_WHAT YOU HAVE TO DO_:
Reproduce the data from the start up to and including the line with "background-speck [997,1209,1005,1217]", substituting "coil-channel" for "coil-groove" and leaving everything else unchanged.

_DATA LINES_:
::::::
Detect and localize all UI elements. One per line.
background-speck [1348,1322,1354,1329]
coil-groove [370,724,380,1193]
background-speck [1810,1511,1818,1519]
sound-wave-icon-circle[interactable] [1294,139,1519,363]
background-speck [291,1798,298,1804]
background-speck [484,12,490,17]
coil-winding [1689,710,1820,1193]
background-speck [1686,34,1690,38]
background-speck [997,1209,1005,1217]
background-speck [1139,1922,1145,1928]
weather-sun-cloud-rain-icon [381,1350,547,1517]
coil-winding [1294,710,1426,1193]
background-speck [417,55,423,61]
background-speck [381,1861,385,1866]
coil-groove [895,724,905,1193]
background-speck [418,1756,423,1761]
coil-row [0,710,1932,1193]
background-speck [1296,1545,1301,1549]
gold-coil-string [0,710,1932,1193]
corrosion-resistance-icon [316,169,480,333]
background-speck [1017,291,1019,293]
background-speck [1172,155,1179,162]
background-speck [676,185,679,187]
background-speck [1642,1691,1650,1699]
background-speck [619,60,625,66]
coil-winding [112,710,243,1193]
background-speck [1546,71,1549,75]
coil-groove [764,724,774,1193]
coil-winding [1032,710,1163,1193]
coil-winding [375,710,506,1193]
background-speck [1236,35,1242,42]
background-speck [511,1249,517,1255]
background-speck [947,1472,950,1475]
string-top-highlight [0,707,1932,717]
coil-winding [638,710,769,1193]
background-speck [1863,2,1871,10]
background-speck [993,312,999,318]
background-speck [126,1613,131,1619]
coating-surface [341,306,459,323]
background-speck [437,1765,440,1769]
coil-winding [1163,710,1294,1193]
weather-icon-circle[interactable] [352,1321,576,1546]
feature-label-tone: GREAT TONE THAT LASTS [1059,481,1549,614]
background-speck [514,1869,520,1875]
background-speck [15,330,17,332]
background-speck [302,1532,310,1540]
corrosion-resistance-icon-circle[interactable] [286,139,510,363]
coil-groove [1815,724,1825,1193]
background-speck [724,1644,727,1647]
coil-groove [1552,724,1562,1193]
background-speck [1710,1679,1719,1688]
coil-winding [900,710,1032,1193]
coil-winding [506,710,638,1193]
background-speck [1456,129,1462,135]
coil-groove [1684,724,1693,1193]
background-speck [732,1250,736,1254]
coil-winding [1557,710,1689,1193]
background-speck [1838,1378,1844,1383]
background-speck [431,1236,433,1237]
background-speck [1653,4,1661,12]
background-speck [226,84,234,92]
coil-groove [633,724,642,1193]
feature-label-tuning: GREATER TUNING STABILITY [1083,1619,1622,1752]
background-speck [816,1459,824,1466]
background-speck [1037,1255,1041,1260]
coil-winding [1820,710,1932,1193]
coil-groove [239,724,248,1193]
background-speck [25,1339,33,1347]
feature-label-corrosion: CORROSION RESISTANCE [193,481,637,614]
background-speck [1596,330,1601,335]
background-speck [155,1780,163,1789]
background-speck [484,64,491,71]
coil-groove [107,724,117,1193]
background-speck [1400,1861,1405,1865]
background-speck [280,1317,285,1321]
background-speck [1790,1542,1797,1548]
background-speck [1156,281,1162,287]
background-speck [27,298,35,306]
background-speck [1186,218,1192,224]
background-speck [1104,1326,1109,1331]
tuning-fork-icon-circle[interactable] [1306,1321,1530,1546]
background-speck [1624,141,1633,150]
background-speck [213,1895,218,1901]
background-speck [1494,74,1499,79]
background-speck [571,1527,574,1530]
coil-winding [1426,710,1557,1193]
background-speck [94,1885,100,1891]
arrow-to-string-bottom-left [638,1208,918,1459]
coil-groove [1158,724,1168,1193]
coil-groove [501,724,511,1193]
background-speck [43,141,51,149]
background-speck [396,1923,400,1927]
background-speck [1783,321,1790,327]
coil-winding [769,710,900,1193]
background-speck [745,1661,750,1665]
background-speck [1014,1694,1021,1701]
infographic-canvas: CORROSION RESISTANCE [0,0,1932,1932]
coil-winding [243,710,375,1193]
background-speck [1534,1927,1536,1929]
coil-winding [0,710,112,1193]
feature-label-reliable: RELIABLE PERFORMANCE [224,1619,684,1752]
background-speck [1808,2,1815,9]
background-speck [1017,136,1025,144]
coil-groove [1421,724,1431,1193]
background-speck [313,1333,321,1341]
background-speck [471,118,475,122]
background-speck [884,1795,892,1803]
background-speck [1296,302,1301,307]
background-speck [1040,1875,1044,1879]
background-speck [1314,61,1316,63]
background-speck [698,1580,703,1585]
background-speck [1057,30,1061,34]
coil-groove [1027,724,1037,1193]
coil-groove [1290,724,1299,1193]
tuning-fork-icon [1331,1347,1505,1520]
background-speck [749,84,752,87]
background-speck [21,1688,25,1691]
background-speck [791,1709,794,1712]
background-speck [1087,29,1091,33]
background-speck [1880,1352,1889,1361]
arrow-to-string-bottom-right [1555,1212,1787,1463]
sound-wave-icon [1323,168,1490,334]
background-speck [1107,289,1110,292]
::::::
_RESPONSE TO THE TASK_:
Detect and localize all UI elements. One per line.
background-speck [1348,1322,1354,1329]
coil-channel [370,724,380,1193]
background-speck [1810,1511,1818,1519]
sound-wave-icon-circle[interactable] [1294,139,1519,363]
background-speck [291,1798,298,1804]
background-speck [484,12,490,17]
coil-winding [1689,710,1820,1193]
background-speck [1686,34,1690,38]
background-speck [997,1209,1005,1217]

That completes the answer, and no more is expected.